§ What this task involves:
Your task is to locate every line holding the string "storočia" and to copy each of them.

§ Given records:
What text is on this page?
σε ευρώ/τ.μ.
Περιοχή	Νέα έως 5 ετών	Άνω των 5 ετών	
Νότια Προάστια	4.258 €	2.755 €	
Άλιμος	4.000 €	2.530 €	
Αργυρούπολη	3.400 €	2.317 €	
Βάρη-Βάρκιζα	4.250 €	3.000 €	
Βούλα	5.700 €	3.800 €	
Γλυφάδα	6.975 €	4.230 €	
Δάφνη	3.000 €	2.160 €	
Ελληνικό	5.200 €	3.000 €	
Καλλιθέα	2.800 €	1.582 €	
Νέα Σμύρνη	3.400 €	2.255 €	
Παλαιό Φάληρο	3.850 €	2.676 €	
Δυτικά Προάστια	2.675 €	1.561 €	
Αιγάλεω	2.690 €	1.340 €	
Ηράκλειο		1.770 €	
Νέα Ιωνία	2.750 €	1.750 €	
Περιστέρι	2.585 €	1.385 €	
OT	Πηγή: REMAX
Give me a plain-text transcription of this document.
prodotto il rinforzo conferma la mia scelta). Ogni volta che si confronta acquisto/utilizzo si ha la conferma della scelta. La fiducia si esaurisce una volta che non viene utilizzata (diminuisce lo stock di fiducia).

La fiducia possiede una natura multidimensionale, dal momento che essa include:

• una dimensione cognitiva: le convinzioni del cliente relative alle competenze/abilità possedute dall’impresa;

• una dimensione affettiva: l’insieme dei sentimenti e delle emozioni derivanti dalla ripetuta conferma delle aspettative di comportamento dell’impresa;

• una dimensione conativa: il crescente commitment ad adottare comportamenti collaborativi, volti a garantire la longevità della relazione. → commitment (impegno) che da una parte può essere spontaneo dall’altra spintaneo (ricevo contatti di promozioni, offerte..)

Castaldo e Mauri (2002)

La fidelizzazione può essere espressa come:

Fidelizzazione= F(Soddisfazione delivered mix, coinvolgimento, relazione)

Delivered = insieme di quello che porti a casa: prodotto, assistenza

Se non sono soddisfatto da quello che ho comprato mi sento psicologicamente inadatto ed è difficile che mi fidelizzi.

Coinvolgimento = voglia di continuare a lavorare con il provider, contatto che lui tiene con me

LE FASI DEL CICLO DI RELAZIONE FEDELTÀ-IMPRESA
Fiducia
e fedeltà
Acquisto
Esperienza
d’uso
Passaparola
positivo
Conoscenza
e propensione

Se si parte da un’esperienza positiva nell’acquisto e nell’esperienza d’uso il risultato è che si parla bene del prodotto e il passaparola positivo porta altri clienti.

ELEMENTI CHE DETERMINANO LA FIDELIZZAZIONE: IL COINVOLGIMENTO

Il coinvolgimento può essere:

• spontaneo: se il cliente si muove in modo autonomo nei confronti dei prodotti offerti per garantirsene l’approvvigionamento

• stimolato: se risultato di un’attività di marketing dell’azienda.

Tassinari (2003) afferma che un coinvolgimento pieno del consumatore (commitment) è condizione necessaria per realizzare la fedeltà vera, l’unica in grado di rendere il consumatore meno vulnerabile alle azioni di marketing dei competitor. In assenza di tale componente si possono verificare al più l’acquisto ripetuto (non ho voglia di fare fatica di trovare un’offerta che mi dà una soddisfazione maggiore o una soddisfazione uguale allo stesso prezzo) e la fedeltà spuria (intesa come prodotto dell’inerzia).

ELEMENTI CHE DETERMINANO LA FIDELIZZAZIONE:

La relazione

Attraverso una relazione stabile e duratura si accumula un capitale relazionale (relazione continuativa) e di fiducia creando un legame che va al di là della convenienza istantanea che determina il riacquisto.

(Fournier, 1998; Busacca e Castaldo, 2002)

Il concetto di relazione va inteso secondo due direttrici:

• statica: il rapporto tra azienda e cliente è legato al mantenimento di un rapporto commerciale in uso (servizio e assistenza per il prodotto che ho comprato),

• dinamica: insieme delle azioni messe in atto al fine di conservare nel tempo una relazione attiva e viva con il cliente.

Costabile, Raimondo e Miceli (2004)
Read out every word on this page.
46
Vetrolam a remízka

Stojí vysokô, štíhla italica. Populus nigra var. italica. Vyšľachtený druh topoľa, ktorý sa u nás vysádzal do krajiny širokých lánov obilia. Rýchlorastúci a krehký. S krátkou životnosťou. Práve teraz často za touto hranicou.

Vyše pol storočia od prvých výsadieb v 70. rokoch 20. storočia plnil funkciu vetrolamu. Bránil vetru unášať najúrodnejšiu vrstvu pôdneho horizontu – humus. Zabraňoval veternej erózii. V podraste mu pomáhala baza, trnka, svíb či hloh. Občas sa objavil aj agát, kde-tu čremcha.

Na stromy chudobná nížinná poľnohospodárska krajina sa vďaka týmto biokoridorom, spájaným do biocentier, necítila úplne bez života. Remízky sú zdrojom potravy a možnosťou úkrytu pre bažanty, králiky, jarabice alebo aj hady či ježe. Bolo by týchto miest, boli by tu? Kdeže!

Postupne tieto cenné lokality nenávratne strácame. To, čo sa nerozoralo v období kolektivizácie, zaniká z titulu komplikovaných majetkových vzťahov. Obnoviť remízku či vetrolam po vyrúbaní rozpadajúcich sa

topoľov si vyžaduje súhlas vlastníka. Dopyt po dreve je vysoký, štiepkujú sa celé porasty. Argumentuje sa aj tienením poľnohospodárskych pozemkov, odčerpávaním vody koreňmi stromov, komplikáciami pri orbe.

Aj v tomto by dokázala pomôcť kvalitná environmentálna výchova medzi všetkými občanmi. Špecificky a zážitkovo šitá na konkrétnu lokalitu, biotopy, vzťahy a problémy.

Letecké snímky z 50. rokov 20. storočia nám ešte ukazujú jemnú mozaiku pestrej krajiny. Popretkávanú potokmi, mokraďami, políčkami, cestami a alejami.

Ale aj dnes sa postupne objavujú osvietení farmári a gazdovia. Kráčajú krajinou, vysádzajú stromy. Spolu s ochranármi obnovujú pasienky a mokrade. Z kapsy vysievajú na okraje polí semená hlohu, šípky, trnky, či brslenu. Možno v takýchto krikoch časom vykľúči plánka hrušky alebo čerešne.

§ Output below:
Vyše pol storočia od prvých výsadieb v 70. rokoch 20. storočia plnil funkciu vetrolamu. Bránil vetru unášať najúrodnejšiu vrstvu pôdneho horizontu – humus. Zabraňoval veternej erózii. V podraste mu pomáhala baza, trnka, svíb či hloh. Občas sa objavil aj agát, kde-tu čremcha.
Letecké snímky z 50. rokov 20. storočia nám ešte ukazujú jemnú mozaiku pestrej krajiny. Popretkávanú potokmi, mokraďami, políčkami, cestami a alejami.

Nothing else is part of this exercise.